EXERCISE
All entries must be repeated exactly; do not include the pictures.

**********

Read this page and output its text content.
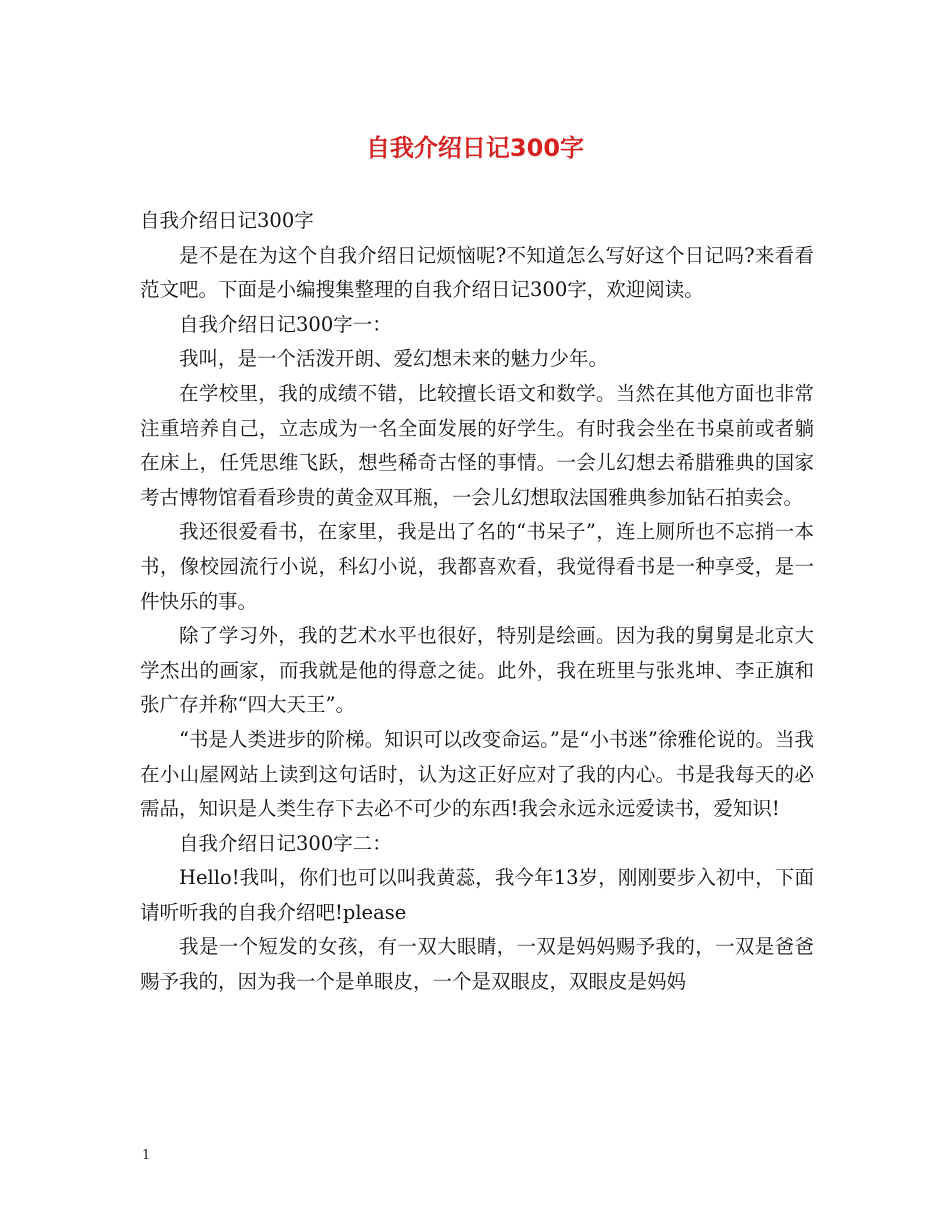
自我介绍日记300字

自我介绍日记300字

是不是在为这个自我介绍日记烦恼呢?不知道怎么写好这个日记吗?来看看范文吧。下面是小编搜集整理的自我介绍日记300字，欢迎阅读。

自我介绍日记300字一：

我叫，是一个活泼开朗、爱幻想未来的魅力少年。

在学校里，我的成绩不错，比较擅长语文和数学。当然在其他方面也非常注重培养自己，立志成为一名全面发展的好学生。有时我会坐在书桌前或者躺在床上，任凭思维飞跃，想些稀奇古怪的事情。一会儿幻想去希腊雅典的国家考古博物馆看看珍贵的黄金双耳瓶，一会儿幻想取法国雅典参加钻石拍卖会。

我还很爱看书，在家里，我是出了名的“书呆子”，连上厕所也不忘捎一本书，像校园流行小说，科幻小说，我都喜欢看，我觉得看书是一种享受，是一件快乐的事。

除了学习外，我的艺术水平也很好，特别是绘画。因为我的舅舅是北京大学杰出的画家，而我就是他的得意之徒。此外，我在班里与张兆坤、李正旗和张广存并称“四大天王”。

“书是人类进步的阶梯。知识可以改变命运。”是“小书迷”徐雅伦说的。当我在小山屋网站上读到这句话时，认为这正好应对了我的内心。书是我每天的必需品，知识是人类生存下去必不可少的东西!我会永远永远爱读书，爱知识!

自我介绍日记300字二：

Hello!我叫，你们也可以叫我黄蕊，我今年13岁，刚刚要步入初中，下面请听听我的自我介绍吧!please

我是一个短发的女孩，有一双大眼睛，一双是妈妈赐予我的，一双是爸爸赐予我的，因为我一个是单眼皮，一个是双眼皮，双眼皮是妈妈

1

**********

TASK RESPONSE
Read this page and output its text content.
自我介绍日记300字

自我介绍日记300字

是不是在为这个自我介绍日记烦恼呢?不知道怎么写好这个日记吗?来看看范文吧。下面是小编搜集整理的自我介绍日记300字，欢迎阅读。

自我介绍日记300字一：

我叫，是一个活泼开朗、爱幻想未来的魅力少年。

在学校里，我的成绩不错，比较擅长语文和数学。当然在其他方面也非常注重培养自己，立志成为一名全面发展的好学生。有时我会坐在书桌前或者躺在床上，任凭思维飞跃，想些稀奇古怪的事情。一会儿幻想去希腊雅典的国家考古博物馆看看珍贵的黄金双耳瓶，一会儿幻想取法国雅典参加钻石拍卖会。

我还很爱看书，在家里，我是出了名的“书呆子”，连上厕所也不忘捎一本书，像校园流行小说，科幻小说，我都喜欢看，我觉得看书是一种享受，是一件快乐的事。

除了学习外，我的艺术水平也很好，特别是绘画。因为我的舅舅是北京大学杰出的画家，而我就是他的得意之徒。此外，我在班里与张兆坤、李正旗和张广存并称“四大天王”。

“书是人类进步的阶梯。知识可以改变命运。”是“小书迷”徐雅伦说的。当我在小山屋网站上读到这句话时，认为这正好应对了我的内心。书是我每天的必需品，知识是人类生存下去必不可少的东西!我会永远永远爱读书，爱知识!

自我介绍日记300字二：

Hello!我叫，你们也可以叫我黄蕊，我今年13岁，刚刚要步入初中，下面请听听我的自我介绍吧!please

我是一个短发的女孩，有一双大眼睛，一双是妈妈赐予我的，一双是爸爸赐予我的，因为我一个是单眼皮，一个是双眼皮，双眼皮是妈妈

1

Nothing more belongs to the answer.